### Short exercise:
Separate out the lines that hold "people".

##### Stored rows

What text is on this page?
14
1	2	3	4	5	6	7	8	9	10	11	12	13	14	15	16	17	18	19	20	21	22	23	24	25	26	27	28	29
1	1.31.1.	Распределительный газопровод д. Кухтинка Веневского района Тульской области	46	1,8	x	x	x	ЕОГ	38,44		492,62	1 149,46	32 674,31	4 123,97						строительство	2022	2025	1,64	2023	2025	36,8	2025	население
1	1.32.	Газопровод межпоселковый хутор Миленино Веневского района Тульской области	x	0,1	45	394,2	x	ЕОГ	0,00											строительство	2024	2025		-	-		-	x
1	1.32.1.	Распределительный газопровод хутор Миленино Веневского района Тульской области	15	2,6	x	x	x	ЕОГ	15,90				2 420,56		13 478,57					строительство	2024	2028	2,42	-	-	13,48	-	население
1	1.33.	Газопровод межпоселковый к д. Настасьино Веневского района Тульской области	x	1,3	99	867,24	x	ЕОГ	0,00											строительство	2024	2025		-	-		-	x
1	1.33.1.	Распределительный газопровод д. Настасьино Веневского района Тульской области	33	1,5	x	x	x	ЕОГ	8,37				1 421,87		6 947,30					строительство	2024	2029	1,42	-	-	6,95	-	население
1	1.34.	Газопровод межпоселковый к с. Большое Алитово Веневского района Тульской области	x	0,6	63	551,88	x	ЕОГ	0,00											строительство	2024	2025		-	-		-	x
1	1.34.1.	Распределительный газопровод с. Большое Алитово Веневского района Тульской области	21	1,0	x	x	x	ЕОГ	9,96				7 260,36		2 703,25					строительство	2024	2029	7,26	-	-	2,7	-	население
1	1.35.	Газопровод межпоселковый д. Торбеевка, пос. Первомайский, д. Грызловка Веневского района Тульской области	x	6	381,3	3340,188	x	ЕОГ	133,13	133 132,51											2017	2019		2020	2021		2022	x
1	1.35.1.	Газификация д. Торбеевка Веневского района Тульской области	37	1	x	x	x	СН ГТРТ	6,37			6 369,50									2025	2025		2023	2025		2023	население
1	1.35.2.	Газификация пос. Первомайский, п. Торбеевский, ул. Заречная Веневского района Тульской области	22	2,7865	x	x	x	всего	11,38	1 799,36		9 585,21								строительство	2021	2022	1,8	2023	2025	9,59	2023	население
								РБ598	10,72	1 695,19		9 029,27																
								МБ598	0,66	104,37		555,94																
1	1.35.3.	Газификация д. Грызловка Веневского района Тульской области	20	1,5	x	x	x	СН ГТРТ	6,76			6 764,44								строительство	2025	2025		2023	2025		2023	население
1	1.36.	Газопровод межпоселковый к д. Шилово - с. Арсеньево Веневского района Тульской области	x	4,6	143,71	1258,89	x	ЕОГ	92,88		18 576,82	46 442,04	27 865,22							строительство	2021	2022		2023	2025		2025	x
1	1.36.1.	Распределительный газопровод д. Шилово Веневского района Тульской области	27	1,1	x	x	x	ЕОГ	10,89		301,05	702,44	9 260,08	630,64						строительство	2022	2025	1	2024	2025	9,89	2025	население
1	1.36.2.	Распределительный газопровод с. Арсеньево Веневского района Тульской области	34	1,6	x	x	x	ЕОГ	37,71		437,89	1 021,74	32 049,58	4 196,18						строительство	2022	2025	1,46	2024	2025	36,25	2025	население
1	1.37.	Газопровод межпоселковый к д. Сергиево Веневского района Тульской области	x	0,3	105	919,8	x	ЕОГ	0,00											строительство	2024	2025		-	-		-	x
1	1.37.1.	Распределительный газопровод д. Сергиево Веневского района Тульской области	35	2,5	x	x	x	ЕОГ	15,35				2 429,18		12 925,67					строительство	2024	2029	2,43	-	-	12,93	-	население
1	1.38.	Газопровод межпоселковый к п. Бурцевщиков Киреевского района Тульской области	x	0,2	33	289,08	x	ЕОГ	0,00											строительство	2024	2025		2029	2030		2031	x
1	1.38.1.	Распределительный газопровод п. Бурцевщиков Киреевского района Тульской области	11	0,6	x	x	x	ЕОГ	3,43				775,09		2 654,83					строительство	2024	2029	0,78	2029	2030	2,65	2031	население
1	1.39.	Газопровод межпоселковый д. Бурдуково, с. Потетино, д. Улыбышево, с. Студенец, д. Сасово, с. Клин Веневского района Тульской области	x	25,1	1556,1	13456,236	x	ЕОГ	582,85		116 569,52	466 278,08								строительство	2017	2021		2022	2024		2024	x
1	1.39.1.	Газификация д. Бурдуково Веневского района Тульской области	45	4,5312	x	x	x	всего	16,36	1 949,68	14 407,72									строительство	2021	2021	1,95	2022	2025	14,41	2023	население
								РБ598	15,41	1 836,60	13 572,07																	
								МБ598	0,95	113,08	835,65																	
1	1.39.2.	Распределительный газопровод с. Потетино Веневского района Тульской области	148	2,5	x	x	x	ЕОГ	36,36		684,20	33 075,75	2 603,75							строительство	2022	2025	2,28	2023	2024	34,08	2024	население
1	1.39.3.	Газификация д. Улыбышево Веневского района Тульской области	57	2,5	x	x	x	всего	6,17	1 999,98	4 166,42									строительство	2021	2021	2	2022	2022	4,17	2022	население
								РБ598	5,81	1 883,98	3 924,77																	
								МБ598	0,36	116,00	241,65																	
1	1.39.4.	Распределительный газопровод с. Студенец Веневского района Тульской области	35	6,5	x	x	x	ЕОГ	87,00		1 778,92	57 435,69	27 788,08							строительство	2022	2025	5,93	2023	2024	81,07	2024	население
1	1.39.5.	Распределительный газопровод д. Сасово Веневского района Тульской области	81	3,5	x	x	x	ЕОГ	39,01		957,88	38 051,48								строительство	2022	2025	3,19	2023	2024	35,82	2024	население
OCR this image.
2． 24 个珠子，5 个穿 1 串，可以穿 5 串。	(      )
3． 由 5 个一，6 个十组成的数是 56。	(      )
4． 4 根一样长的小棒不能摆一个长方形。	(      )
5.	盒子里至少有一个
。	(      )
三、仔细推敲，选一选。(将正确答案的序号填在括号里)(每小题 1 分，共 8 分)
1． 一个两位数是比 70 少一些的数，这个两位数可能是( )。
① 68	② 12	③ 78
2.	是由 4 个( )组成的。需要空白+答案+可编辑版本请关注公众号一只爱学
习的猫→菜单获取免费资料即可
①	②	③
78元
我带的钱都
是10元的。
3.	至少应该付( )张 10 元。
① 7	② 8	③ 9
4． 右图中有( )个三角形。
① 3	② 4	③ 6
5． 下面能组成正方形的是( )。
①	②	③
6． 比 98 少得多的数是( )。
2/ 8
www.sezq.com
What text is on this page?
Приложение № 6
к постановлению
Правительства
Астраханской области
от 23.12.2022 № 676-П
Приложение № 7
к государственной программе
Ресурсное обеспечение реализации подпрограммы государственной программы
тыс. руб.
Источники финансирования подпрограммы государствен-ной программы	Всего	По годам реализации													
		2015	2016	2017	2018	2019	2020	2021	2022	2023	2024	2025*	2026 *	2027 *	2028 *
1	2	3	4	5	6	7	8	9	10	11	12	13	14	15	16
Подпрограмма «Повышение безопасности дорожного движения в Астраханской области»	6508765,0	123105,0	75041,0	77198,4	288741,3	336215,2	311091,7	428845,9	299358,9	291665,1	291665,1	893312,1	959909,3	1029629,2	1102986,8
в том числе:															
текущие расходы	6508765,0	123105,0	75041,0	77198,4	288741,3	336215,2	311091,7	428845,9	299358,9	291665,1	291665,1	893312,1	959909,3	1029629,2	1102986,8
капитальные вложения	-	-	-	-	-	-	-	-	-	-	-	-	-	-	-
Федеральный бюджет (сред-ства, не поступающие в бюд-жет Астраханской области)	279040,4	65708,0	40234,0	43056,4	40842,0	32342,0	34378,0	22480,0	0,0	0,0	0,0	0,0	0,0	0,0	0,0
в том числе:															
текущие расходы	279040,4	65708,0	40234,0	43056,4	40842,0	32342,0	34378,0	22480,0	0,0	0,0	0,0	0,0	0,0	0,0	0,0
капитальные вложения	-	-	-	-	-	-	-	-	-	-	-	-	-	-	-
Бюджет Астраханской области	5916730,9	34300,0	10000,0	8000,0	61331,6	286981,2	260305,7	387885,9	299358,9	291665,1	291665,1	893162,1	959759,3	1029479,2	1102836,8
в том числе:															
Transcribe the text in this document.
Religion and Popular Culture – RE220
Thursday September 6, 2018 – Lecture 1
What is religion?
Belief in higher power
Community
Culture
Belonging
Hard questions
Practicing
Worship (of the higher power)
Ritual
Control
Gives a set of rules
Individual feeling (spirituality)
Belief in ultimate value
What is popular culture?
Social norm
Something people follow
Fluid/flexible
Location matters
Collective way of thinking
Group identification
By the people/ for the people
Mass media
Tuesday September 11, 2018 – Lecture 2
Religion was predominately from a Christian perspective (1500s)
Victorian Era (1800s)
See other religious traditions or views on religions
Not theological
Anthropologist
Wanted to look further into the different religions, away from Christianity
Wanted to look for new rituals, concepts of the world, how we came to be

##########

### Exercise solution:
Something people follow
By the people/ for the people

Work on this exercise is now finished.